>> START
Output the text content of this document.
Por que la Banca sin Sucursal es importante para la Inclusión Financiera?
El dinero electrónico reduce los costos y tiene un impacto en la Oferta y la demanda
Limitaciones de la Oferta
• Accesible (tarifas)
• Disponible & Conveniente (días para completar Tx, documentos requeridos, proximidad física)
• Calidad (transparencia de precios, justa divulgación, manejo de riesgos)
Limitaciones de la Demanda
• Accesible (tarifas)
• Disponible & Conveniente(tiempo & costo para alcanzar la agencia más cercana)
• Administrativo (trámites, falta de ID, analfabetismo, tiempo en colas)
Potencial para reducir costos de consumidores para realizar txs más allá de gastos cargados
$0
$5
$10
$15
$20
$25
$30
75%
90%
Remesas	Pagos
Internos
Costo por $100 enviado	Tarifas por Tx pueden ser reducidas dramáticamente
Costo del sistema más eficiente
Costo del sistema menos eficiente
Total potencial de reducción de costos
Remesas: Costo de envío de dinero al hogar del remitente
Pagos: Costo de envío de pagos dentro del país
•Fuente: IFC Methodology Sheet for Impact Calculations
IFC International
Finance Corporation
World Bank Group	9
>> END
State only the number of lines in these entries that contain "Disponible".

2